-------- Records for this task --------

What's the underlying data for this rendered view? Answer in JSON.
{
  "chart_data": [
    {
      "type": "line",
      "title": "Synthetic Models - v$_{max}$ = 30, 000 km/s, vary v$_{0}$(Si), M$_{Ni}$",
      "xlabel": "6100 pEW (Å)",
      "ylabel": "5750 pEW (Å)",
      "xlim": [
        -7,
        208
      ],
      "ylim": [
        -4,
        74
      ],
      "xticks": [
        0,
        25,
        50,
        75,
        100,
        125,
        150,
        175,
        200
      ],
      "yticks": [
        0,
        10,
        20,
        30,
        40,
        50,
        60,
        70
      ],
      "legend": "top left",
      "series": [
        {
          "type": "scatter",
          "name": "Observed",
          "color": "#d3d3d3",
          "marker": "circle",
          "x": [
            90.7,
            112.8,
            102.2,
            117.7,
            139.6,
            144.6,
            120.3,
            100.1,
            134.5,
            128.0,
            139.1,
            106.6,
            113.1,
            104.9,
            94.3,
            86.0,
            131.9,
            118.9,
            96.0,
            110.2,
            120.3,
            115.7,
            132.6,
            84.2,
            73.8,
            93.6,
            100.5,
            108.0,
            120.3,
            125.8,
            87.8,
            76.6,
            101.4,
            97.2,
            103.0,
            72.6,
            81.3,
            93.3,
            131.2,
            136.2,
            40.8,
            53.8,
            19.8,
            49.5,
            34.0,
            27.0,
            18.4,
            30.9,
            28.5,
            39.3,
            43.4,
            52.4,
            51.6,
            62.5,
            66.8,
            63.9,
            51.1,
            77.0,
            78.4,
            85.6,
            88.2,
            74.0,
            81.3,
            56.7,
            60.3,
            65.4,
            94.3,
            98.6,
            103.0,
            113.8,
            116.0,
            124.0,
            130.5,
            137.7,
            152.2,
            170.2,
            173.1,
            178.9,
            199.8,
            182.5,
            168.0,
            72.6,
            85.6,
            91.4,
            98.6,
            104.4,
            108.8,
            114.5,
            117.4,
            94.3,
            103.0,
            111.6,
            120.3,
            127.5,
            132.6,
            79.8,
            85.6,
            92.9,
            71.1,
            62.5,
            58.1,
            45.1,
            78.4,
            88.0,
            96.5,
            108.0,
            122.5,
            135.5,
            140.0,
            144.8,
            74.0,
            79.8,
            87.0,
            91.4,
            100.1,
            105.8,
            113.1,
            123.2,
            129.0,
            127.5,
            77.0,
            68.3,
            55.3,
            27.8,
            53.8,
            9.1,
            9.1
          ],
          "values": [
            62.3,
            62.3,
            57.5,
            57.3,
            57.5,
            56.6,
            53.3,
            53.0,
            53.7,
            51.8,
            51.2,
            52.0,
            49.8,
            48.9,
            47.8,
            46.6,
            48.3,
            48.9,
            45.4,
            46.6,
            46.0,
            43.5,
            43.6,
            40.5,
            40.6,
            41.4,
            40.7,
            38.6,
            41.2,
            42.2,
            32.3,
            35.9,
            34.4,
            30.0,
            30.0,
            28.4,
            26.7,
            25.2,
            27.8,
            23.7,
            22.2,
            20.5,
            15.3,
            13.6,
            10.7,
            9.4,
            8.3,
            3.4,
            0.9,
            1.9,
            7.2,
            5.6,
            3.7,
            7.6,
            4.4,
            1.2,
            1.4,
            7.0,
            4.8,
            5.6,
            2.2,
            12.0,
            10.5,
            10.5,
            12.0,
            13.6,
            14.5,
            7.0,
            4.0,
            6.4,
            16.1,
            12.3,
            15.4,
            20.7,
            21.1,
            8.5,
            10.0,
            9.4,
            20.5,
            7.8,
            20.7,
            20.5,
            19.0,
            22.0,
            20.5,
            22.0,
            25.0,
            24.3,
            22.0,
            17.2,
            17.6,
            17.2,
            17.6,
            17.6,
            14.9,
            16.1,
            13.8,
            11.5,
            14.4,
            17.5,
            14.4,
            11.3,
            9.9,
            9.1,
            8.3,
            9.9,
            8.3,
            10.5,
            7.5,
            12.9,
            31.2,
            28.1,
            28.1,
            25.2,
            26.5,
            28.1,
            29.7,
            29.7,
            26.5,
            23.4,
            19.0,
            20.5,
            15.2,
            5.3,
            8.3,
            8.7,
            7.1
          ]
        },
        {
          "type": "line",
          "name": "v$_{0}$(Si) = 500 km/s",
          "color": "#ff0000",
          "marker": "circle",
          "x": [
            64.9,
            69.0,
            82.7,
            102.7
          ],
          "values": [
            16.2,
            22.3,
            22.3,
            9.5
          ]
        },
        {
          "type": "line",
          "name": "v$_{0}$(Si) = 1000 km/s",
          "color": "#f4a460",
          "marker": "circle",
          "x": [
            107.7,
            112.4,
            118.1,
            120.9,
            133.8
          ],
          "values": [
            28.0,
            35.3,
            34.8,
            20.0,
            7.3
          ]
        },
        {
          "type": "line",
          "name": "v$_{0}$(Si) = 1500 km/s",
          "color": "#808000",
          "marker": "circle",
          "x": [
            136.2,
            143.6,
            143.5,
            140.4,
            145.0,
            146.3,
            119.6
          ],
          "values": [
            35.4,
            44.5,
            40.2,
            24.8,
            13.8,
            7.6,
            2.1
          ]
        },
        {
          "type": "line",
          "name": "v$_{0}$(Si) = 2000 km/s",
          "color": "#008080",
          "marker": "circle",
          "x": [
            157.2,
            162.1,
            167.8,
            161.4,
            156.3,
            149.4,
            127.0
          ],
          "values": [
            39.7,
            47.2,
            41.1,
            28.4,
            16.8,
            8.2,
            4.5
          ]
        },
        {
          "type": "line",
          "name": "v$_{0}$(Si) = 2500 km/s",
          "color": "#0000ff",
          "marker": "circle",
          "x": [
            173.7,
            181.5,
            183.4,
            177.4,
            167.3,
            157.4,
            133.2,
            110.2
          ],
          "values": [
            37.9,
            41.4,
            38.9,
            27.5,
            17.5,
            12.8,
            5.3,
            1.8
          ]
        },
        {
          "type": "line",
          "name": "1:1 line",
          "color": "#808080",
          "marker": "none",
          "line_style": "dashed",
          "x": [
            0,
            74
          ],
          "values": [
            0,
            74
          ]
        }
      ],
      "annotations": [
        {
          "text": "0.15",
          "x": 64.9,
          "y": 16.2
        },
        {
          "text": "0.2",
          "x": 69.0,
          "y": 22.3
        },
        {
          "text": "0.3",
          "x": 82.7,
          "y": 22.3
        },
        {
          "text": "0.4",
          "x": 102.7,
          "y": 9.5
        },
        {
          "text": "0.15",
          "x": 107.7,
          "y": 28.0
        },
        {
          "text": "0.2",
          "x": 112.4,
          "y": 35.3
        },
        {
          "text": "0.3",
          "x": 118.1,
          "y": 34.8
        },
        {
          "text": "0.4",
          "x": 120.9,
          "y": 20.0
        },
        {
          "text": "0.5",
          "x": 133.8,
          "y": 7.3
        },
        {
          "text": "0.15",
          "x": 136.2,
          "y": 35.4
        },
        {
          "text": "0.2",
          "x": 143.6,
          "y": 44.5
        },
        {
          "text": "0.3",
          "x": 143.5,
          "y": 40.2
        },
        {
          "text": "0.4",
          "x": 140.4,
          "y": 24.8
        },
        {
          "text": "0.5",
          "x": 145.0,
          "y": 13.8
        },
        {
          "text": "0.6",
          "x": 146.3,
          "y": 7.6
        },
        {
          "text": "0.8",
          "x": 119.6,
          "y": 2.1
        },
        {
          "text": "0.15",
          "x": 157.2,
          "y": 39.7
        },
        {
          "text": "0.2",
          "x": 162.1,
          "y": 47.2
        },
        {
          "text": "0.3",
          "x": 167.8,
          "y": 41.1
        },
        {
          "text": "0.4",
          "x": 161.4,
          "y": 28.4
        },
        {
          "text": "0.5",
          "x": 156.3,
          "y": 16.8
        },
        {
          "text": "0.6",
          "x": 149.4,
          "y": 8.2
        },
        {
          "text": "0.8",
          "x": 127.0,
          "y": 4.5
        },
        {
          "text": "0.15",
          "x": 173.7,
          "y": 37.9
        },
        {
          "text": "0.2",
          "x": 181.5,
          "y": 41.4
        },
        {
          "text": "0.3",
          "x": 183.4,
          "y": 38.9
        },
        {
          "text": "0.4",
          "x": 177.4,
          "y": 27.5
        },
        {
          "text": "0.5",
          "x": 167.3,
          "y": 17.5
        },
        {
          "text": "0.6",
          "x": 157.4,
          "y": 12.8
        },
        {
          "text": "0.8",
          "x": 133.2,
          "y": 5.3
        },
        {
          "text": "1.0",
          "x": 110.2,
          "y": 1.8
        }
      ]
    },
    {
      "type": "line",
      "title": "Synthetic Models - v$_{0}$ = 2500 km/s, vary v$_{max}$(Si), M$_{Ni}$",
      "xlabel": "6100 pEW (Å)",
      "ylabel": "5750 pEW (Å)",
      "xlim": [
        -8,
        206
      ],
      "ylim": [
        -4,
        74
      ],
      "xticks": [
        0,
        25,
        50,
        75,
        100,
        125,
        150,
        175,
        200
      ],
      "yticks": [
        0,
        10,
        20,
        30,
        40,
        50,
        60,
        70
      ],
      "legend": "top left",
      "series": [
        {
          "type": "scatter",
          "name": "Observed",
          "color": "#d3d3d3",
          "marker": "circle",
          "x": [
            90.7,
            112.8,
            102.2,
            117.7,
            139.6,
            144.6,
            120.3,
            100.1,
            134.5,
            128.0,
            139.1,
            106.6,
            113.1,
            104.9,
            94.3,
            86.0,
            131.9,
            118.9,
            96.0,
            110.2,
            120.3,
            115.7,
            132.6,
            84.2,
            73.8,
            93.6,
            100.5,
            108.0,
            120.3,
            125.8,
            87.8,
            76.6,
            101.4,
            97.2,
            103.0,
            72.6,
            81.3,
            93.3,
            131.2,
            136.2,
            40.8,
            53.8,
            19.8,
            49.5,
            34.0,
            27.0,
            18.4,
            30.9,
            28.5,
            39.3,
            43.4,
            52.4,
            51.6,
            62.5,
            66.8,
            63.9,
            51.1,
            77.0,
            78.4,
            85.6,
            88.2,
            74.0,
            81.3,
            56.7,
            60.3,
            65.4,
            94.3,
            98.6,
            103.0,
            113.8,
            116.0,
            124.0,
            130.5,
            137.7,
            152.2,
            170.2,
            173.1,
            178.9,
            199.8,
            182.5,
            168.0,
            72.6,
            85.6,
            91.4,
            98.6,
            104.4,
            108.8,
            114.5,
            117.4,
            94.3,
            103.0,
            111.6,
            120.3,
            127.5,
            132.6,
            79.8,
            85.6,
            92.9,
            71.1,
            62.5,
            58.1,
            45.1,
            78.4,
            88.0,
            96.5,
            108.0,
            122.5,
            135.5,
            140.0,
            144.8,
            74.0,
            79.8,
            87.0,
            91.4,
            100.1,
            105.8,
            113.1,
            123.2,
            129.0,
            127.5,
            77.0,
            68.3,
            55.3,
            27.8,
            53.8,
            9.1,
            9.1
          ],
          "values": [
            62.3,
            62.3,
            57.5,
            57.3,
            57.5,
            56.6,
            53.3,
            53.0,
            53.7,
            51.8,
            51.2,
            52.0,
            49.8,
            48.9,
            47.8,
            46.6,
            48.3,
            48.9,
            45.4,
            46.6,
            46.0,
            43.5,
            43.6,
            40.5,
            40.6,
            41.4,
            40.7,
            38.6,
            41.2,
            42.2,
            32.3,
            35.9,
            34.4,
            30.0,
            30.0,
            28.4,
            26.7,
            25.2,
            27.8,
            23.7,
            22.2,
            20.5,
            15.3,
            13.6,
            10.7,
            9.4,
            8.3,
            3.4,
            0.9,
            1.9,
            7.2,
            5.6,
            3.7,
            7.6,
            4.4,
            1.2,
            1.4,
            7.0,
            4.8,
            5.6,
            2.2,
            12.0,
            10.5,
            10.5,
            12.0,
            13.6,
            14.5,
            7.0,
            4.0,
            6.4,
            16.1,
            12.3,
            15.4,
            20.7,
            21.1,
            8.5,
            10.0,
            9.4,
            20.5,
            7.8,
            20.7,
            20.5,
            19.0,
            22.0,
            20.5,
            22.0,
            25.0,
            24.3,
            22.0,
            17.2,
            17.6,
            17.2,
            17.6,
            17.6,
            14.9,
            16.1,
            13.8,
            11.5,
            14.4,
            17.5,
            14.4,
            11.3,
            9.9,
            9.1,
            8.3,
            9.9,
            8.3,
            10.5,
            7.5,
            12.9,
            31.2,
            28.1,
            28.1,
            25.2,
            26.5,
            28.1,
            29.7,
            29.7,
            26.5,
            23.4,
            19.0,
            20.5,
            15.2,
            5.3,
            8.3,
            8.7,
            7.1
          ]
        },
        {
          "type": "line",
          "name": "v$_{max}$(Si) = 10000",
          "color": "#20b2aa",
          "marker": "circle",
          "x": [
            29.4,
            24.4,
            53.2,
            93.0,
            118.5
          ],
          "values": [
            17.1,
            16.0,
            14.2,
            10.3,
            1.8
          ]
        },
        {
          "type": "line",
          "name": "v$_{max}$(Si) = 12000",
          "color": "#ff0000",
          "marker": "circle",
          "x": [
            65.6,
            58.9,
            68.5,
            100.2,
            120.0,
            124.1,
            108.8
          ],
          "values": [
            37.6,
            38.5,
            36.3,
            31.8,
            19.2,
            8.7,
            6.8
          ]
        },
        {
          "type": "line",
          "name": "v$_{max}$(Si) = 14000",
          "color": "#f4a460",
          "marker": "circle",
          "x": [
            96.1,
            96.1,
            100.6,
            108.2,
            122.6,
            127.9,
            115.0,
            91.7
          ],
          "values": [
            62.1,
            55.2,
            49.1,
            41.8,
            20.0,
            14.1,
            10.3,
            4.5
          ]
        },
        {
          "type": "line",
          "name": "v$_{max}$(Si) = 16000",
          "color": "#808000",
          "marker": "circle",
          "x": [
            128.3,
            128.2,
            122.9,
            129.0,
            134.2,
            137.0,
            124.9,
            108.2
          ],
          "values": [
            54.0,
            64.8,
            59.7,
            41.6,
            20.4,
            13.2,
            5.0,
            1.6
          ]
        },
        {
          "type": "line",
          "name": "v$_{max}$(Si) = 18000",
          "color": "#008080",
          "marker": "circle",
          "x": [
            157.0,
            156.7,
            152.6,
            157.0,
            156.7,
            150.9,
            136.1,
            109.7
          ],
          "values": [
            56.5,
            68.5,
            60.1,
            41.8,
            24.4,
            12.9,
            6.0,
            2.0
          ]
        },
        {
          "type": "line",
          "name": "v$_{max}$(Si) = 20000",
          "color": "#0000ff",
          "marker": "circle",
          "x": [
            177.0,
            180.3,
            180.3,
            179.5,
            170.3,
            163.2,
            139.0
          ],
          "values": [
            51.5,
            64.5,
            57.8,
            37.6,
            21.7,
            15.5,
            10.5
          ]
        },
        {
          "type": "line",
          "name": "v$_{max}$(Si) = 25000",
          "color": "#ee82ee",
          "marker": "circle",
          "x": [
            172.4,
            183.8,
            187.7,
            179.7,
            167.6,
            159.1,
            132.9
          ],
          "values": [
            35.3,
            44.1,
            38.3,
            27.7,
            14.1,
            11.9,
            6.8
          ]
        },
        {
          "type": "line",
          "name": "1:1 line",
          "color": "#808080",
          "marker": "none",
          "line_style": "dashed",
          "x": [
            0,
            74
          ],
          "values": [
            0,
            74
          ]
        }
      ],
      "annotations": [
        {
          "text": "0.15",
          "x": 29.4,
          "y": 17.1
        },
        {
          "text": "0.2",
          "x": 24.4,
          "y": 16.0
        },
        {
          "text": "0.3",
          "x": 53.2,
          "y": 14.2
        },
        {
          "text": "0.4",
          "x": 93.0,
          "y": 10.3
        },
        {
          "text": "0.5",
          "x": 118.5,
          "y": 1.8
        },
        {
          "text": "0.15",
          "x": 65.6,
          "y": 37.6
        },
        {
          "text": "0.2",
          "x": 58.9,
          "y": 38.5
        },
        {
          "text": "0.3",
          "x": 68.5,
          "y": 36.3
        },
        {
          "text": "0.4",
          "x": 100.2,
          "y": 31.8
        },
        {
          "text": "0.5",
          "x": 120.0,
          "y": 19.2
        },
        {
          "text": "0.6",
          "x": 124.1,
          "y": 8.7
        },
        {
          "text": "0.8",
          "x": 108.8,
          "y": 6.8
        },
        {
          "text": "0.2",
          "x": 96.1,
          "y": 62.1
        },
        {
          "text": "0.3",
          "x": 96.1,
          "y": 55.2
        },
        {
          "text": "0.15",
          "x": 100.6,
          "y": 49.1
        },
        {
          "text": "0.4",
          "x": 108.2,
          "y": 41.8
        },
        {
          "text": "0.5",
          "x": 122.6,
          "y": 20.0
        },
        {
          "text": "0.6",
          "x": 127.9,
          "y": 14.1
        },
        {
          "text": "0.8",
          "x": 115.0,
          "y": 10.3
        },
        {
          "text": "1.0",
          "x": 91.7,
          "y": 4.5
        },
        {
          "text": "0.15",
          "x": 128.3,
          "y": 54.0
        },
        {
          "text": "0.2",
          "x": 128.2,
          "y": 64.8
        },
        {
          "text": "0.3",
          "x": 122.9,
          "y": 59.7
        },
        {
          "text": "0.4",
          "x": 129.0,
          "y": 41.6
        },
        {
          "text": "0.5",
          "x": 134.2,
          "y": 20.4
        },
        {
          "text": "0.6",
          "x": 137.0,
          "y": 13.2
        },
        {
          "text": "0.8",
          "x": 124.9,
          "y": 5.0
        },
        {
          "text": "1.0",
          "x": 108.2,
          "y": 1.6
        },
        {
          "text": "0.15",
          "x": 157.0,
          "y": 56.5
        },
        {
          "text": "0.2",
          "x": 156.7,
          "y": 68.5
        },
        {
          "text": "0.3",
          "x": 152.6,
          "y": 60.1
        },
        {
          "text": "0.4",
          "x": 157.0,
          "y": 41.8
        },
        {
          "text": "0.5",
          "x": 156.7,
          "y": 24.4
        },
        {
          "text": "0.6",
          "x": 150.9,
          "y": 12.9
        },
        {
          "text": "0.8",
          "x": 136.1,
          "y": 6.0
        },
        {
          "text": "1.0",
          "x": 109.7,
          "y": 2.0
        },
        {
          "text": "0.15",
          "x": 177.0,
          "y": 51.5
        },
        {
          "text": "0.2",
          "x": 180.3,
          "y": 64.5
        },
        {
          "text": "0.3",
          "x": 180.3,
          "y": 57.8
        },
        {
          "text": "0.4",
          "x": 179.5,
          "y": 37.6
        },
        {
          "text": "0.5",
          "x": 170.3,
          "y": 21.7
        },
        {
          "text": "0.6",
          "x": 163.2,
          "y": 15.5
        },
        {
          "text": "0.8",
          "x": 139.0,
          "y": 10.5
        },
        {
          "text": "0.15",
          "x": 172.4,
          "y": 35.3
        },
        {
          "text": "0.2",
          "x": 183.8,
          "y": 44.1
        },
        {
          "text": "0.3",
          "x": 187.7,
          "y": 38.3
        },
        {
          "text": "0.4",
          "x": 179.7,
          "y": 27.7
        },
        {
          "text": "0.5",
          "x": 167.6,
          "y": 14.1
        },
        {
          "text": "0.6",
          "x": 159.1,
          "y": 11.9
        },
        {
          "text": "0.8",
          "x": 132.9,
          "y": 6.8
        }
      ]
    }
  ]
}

--------

- _Work required_
Gather all lines of the records that include the word "Synthetic".

- _Final result_
      "title": "Synthetic Models - v$_{max}$ = 30, 000 km/s, vary v$_{0}$(Si), M$_{Ni}$",
      "title": "Synthetic Models - v$_{0}$ = 2500 km/s, vary v$_{max}$(Si), M$_{Ni}$",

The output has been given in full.